YOUR OBJECTIVE.
Show all lines holding "ylabel".

DATA IN THIS EXERCISE.
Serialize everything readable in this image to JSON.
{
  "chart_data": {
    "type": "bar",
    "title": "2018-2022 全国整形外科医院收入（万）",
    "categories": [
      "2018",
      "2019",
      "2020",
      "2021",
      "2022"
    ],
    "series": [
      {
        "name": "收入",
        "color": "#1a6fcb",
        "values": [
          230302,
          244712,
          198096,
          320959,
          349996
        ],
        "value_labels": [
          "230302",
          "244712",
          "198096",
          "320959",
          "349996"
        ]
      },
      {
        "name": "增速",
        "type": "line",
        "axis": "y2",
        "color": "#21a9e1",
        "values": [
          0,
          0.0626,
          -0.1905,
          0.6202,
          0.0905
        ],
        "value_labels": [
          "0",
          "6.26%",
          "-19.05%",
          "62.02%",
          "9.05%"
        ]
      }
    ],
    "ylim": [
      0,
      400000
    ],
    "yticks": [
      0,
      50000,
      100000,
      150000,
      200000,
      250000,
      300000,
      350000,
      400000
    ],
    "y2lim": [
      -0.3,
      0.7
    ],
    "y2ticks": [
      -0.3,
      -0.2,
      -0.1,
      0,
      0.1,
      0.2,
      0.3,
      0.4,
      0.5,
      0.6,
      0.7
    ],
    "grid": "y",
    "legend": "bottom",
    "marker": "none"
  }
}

---

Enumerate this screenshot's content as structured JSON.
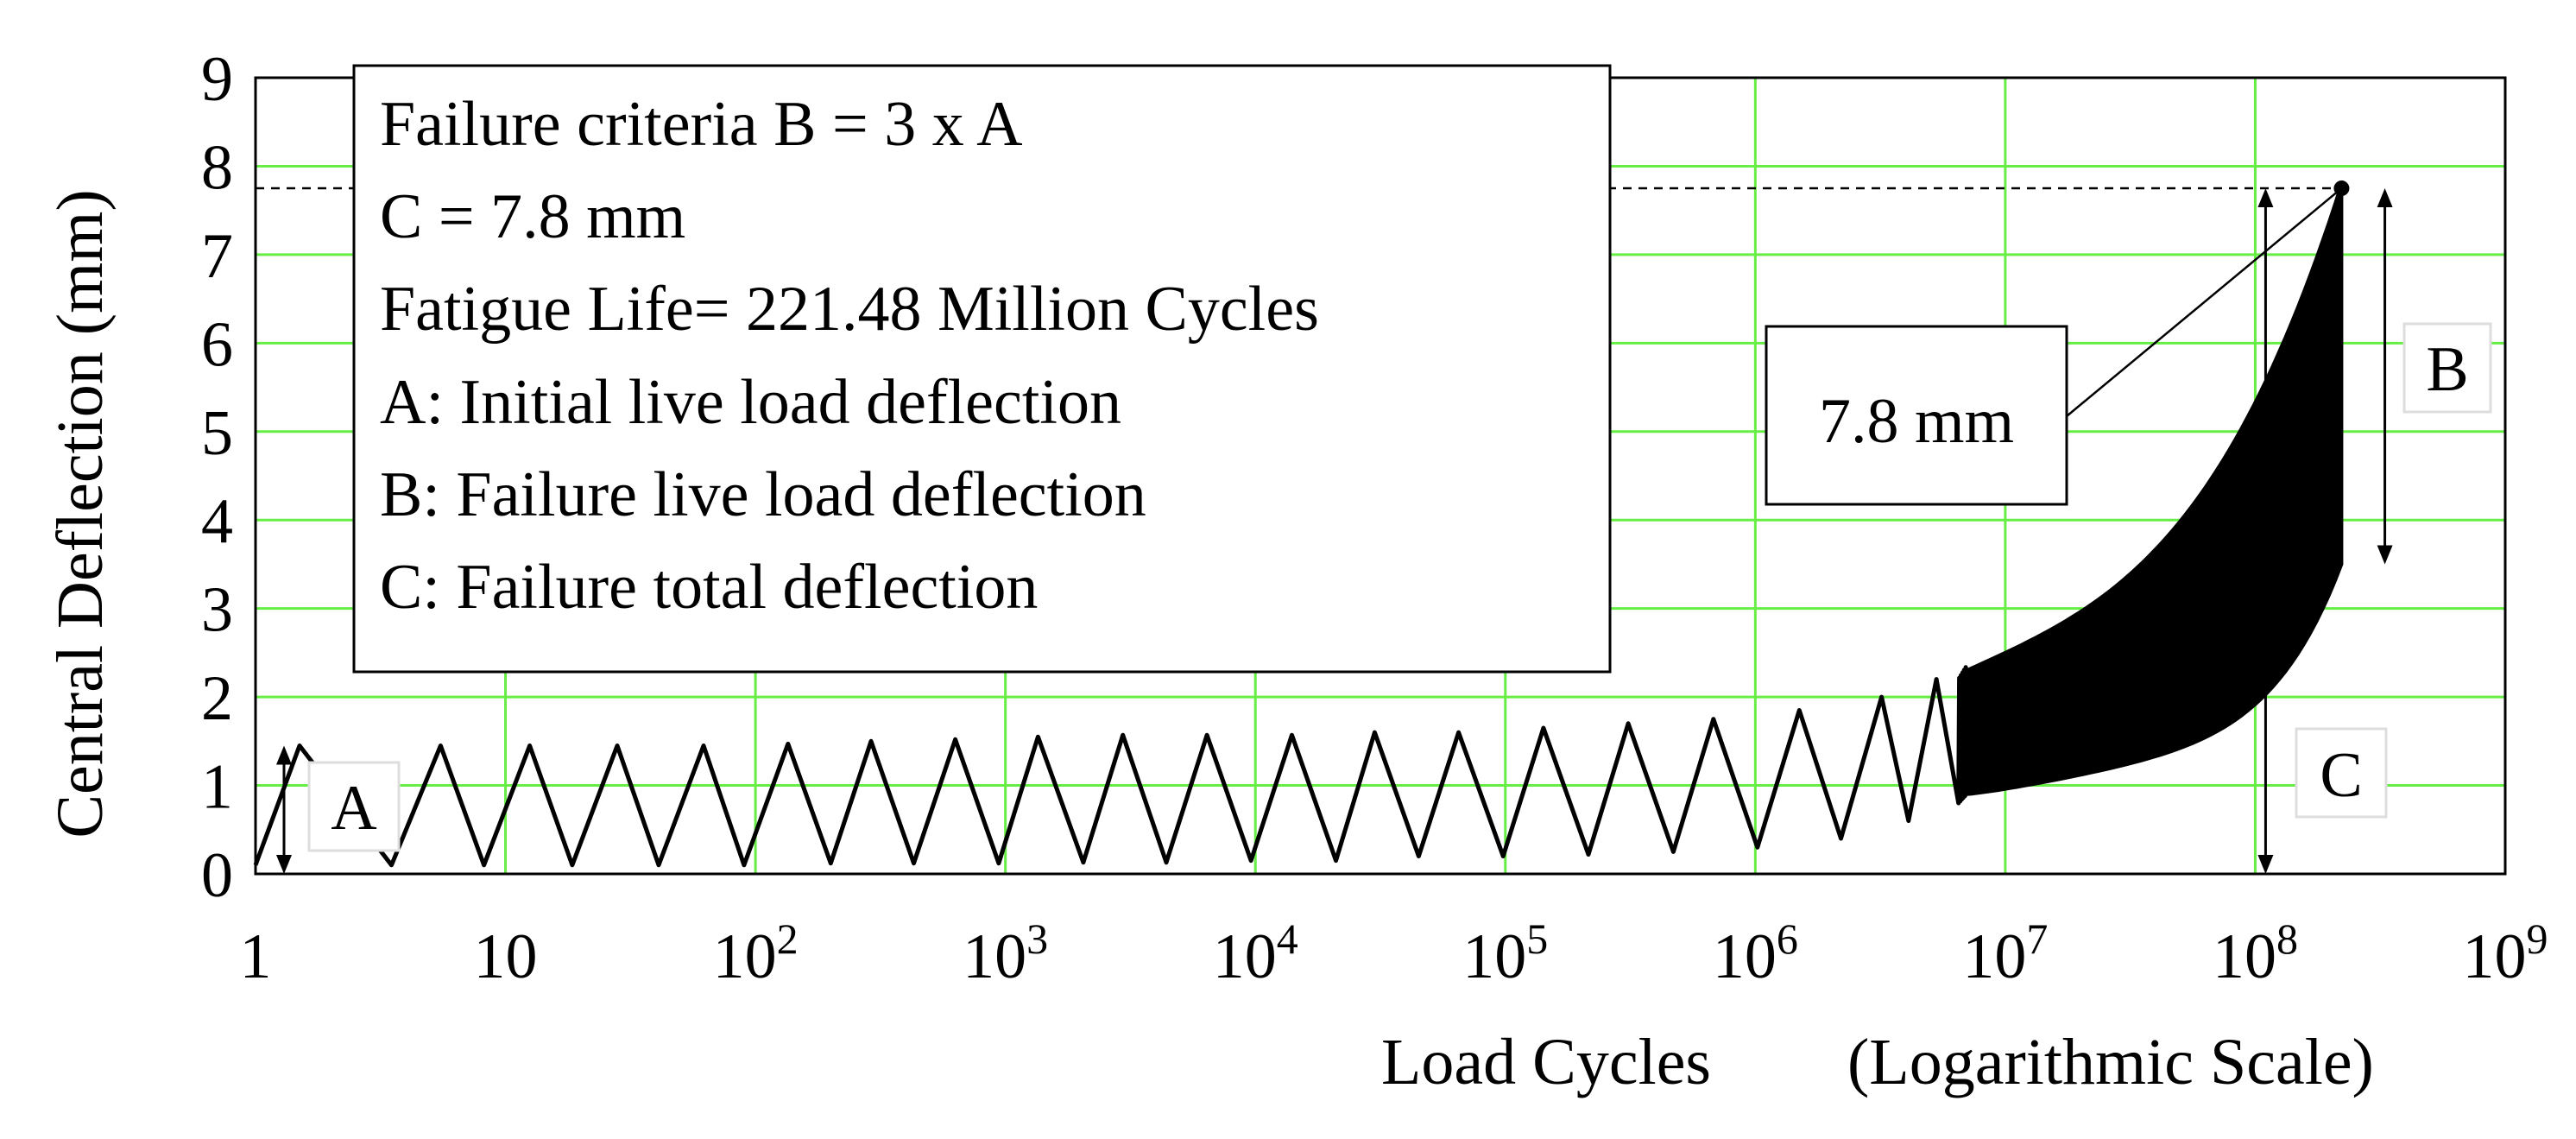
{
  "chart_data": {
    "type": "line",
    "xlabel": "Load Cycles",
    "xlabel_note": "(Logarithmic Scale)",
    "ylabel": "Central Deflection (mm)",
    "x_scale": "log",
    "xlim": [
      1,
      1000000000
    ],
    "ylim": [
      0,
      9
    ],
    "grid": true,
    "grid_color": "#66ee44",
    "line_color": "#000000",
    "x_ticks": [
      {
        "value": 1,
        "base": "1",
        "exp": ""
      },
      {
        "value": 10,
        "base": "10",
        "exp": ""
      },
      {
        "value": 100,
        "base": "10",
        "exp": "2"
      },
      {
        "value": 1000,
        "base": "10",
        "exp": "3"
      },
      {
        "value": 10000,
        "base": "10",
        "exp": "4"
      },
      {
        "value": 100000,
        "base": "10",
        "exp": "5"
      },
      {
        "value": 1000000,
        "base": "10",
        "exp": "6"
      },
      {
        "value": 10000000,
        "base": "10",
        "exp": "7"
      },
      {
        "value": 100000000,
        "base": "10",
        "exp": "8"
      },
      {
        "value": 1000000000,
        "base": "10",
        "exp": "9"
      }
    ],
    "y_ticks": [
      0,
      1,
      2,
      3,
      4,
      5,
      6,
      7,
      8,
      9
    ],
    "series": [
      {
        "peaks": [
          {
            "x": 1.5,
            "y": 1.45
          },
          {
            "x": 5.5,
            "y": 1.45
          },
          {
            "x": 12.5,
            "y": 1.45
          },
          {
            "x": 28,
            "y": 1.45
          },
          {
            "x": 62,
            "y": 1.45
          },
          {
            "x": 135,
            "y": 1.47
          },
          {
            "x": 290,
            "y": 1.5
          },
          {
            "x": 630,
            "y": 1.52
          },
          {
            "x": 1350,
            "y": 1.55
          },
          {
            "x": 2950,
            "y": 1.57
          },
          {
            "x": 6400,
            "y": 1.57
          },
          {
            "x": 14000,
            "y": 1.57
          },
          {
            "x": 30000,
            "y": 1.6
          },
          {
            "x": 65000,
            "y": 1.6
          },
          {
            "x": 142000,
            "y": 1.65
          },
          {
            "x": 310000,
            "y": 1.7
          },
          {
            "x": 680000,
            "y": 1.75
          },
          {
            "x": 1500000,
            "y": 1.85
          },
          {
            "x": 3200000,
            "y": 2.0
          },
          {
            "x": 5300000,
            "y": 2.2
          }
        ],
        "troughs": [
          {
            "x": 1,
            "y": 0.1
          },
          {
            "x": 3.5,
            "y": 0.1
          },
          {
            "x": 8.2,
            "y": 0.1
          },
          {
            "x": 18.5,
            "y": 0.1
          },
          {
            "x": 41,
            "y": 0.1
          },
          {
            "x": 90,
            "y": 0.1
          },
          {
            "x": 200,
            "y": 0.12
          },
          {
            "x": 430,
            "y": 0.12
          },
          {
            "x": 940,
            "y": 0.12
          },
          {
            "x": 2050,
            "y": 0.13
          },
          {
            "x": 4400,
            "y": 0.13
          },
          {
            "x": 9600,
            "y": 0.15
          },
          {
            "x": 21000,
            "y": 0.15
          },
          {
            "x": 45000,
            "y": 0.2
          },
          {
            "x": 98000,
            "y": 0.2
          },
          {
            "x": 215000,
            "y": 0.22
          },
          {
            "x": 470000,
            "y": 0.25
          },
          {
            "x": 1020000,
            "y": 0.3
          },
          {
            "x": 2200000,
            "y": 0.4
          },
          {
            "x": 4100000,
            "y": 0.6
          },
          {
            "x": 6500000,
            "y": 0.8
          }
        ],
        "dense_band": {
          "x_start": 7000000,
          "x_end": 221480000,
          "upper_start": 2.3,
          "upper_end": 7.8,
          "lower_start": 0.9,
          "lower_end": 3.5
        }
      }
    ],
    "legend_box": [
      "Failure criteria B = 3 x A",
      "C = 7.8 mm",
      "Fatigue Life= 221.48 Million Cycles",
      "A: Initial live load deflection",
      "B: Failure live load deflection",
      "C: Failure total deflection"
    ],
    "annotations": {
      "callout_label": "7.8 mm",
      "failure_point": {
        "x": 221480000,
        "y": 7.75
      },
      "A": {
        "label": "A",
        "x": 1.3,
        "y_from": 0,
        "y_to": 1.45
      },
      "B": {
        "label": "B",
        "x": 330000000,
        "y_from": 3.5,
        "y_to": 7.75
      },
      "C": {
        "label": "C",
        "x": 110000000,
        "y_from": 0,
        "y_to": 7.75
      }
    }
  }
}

...

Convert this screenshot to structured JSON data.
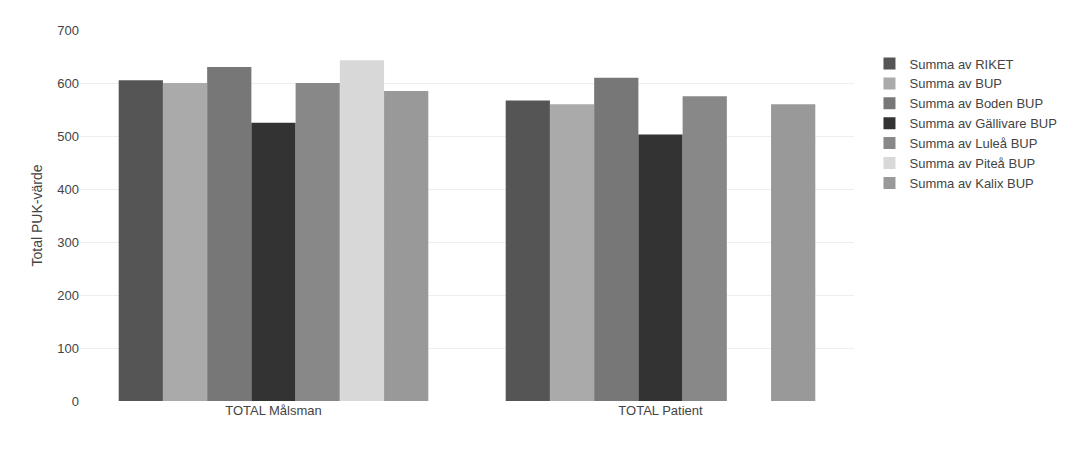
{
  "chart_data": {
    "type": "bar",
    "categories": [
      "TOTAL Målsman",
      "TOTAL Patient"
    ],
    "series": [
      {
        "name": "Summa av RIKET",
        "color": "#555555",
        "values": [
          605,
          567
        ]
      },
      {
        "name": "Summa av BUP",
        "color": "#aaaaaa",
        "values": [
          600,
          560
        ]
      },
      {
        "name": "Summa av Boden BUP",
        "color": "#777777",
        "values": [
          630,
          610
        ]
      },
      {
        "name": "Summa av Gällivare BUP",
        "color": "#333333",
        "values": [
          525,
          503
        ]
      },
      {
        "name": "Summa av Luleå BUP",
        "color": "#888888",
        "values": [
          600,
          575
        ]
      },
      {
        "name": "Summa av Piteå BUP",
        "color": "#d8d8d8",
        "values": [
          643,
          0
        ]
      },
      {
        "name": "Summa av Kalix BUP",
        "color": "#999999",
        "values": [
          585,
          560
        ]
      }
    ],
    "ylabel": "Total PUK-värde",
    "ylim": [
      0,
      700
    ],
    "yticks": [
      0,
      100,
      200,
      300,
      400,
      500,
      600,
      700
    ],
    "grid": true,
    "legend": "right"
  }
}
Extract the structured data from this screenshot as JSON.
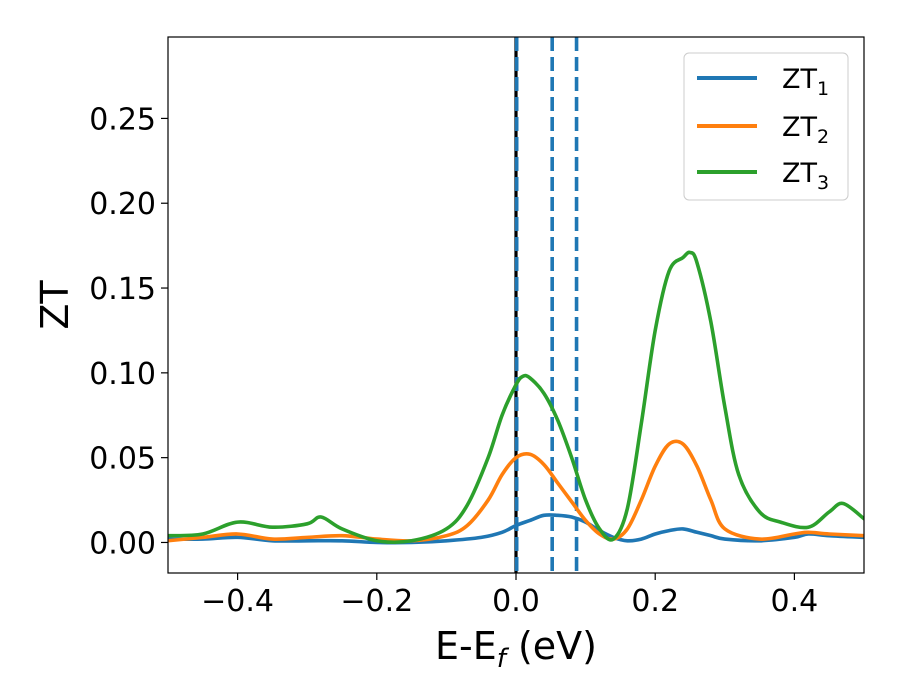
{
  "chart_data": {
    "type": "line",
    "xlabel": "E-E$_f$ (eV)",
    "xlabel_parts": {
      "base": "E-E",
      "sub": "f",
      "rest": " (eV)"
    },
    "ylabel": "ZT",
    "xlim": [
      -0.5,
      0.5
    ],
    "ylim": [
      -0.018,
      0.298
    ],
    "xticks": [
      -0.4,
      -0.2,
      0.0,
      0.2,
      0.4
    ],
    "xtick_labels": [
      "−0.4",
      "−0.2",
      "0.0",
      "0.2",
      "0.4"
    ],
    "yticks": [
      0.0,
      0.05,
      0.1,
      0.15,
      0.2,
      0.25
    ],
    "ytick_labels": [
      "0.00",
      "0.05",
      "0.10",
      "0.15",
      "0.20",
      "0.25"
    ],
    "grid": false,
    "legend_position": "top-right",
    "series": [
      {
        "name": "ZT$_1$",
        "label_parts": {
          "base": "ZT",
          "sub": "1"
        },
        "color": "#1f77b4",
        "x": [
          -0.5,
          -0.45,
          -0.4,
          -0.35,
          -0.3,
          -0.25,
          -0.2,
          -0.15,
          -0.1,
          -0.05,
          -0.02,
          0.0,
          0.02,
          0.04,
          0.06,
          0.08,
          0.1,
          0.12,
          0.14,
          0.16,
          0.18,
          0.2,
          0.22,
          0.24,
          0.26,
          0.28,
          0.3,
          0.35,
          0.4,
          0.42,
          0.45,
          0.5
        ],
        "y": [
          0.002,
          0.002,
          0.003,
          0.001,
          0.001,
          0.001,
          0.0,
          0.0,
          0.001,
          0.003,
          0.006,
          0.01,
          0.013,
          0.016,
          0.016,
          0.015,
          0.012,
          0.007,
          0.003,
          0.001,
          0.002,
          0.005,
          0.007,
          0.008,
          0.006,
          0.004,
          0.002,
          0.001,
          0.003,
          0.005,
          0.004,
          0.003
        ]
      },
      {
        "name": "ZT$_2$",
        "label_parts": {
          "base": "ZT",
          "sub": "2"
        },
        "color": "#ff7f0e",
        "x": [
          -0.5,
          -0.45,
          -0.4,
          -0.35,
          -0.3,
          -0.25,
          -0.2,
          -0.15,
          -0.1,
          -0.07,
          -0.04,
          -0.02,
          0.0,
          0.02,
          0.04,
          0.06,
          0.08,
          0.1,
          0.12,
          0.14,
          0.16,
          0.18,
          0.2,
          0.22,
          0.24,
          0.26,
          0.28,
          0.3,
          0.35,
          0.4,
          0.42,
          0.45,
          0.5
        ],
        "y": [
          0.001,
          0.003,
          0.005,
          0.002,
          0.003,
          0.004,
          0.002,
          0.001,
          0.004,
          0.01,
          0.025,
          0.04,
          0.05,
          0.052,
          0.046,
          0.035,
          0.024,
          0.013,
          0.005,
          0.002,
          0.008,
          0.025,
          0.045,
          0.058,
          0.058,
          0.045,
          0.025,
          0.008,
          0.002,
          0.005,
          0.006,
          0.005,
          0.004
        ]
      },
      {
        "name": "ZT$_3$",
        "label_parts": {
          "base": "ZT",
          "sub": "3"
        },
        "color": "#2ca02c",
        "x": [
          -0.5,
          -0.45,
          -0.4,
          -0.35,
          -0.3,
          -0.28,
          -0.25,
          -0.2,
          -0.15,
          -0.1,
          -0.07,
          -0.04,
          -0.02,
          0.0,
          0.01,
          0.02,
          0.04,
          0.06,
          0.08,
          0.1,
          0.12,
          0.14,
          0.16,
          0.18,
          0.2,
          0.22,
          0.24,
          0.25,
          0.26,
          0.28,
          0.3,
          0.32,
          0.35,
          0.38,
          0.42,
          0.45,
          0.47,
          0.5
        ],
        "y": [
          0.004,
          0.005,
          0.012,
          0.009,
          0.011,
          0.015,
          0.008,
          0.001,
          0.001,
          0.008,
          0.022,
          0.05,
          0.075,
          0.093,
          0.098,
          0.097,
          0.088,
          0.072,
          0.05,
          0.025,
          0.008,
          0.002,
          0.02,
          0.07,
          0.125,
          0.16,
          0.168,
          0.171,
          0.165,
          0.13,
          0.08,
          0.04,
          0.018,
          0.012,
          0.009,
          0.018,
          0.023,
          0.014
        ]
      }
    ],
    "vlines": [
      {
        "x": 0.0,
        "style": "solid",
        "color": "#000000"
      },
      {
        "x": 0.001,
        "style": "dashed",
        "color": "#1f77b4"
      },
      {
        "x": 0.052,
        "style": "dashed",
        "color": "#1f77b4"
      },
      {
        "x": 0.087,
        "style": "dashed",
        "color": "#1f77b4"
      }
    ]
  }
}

TASK RESPONSE.
    "ylabel": "Central Deflection (mm)",
    "ylabel": "Total PUK-värde",
    "ylabel": "ZT",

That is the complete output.